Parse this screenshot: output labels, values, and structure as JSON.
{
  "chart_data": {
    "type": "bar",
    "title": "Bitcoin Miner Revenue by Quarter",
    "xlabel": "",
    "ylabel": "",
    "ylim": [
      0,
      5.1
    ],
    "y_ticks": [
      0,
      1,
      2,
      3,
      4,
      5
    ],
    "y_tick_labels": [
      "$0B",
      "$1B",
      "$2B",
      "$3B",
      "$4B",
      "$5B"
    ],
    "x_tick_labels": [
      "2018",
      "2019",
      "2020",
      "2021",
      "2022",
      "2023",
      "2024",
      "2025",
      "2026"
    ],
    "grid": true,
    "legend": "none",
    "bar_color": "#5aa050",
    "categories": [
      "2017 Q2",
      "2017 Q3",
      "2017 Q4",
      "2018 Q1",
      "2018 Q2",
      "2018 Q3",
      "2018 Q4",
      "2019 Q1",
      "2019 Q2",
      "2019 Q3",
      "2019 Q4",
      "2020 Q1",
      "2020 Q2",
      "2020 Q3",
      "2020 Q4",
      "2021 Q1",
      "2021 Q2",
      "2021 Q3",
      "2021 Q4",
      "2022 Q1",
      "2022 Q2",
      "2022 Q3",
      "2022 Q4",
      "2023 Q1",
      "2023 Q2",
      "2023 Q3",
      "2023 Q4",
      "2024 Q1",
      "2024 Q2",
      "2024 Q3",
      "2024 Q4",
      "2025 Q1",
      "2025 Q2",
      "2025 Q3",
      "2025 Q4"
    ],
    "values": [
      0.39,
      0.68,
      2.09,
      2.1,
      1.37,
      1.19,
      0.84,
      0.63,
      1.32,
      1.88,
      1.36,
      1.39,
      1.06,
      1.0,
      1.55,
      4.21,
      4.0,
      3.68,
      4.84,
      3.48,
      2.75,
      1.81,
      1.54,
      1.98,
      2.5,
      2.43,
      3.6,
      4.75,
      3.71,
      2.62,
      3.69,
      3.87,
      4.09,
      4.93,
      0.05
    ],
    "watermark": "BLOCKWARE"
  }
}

|---|

» **What is being asked**
What is needed here is an exact reproduction of all the entries.

» **Problem solution**
Parse this screenshot: output labels, values, and structure as JSON.
{
  "chart_data": {
    "type": "bar",
    "title": "Bitcoin Miner Revenue by Quarter",
    "xlabel": "",
    "ylabel": "",
    "ylim": [
      0,
      5.1
    ],
    "y_ticks": [
      0,
      1,
      2,
      3,
      4,
      5
    ],
    "y_tick_labels": [
      "$0B",
      "$1B",
      "$2B",
      "$3B",
      "$4B",
      "$5B"
    ],
    "x_tick_labels": [
      "2018",
      "2019",
      "2020",
      "2021",
      "2022",
      "2023",
      "2024",
      "2025",
      "2026"
    ],
    "grid": true,
    "legend": "none",
    "bar_color": "#5aa050",
    "categories": [
      "2017 Q2",
      "2017 Q3",
      "2017 Q4",
      "2018 Q1",
      "2018 Q2",
      "2018 Q3",
      "2018 Q4",
      "2019 Q1",
      "2019 Q2",
      "2019 Q3",
      "2019 Q4",
      "2020 Q1",
      "2020 Q2",
      "2020 Q3",
      "2020 Q4",
      "2021 Q1",
      "2021 Q2",
      "2021 Q3",
      "2021 Q4",
      "2022 Q1",
      "2022 Q2",
      "2022 Q3",
      "2022 Q4",
      "2023 Q1",
      "2023 Q2",
      "2023 Q3",
      "2023 Q4",
      "2024 Q1",
      "2024 Q2",
      "2024 Q3",
      "2024 Q4",
      "2025 Q1",
      "2025 Q2",
      "2025 Q3",
      "2025 Q4"
    ],
    "values": [
      0.39,
      0.68,
      2.09,
      2.1,
      1.37,
      1.19,
      0.84,
      0.63,
      1.32,
      1.88,
      1.36,
      1.39,
      1.06,
      1.0,
      1.55,
      4.21,
      4.0,
      3.68,
      4.84,
      3.48,
      2.75,
      1.81,
      1.54,
      1.98,
      2.5,
      2.43,
      3.6,
      4.75,
      3.71,
      2.62,
      3.69,
      3.87,
      4.09,
      4.93,
      0.05
    ],
    "watermark": "BLOCKWARE"
  }
}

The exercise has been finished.